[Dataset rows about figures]
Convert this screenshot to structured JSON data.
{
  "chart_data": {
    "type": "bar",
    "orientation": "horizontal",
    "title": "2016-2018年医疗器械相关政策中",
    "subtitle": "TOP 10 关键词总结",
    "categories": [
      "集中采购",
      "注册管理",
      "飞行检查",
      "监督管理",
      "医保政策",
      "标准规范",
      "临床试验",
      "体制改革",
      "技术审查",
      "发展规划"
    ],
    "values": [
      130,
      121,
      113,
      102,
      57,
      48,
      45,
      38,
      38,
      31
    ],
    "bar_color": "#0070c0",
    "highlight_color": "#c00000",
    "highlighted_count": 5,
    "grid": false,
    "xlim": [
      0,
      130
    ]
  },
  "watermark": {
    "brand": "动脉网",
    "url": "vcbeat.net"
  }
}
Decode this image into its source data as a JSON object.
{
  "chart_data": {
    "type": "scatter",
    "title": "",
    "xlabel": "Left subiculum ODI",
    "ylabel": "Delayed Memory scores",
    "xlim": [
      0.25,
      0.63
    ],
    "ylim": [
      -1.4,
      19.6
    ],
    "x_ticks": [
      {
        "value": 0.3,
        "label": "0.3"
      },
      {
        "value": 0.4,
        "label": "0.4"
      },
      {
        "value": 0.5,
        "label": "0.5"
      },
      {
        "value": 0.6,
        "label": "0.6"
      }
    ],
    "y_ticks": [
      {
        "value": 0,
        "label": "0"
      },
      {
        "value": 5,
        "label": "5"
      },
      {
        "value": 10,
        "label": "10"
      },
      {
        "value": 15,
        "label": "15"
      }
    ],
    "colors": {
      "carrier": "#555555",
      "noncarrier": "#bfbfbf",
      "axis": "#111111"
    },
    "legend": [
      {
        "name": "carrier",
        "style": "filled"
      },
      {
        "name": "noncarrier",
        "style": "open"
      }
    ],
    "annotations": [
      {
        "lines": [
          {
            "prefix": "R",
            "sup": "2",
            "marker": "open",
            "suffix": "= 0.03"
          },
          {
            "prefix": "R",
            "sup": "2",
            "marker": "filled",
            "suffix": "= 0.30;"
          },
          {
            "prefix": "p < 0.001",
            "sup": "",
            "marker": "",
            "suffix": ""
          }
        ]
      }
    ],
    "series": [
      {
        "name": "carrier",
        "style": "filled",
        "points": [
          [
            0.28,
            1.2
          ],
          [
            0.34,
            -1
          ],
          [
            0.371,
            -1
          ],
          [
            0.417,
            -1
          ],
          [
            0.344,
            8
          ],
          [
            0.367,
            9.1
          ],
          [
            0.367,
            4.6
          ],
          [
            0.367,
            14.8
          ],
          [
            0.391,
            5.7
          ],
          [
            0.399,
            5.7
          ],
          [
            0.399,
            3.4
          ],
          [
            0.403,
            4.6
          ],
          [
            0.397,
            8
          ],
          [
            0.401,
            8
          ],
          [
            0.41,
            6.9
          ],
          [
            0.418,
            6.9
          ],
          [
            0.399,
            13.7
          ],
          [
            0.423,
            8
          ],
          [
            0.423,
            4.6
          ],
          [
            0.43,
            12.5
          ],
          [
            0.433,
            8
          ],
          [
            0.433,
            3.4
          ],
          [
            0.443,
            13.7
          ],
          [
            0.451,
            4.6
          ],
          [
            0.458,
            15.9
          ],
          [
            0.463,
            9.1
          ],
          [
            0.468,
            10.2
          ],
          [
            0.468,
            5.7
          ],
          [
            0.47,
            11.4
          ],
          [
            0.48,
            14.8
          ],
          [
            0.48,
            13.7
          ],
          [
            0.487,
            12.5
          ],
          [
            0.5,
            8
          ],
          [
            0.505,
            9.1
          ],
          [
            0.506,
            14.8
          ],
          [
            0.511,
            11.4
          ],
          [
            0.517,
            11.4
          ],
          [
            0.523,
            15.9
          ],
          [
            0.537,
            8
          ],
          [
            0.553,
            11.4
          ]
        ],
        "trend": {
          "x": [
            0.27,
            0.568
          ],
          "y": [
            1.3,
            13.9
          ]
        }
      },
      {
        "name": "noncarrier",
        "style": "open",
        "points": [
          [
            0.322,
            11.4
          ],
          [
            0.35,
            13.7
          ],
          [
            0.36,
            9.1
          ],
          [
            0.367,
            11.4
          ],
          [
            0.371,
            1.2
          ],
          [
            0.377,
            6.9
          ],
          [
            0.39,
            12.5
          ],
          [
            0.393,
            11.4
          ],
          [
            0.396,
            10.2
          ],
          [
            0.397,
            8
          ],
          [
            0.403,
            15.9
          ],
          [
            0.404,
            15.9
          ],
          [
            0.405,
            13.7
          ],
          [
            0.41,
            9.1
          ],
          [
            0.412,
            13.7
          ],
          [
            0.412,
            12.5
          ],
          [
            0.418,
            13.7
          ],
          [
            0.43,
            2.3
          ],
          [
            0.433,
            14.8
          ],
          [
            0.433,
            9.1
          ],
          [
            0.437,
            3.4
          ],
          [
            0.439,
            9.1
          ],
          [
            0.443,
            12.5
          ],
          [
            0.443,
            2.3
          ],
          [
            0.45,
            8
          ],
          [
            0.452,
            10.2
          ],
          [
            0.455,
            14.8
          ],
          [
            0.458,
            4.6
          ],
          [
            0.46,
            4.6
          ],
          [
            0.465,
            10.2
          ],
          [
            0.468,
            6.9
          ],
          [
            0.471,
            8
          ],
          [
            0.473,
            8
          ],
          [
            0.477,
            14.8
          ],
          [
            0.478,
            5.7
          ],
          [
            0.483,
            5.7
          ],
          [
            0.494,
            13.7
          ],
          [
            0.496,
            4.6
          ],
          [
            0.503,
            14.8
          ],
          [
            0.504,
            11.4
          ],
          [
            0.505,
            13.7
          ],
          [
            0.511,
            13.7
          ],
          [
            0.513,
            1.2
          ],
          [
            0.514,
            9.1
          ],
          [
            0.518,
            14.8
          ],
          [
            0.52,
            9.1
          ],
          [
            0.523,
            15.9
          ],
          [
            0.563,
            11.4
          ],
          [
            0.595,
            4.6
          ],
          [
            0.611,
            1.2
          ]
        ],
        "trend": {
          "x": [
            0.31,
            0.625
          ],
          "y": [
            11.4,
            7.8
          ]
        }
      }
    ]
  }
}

# [Problem to work on]
Using the listing above, gather each line that holds the string "style" and copy it.

# [Written solution]
        "style": "filled"
        "style": "open"
        "style": "filled",
        "style": "open",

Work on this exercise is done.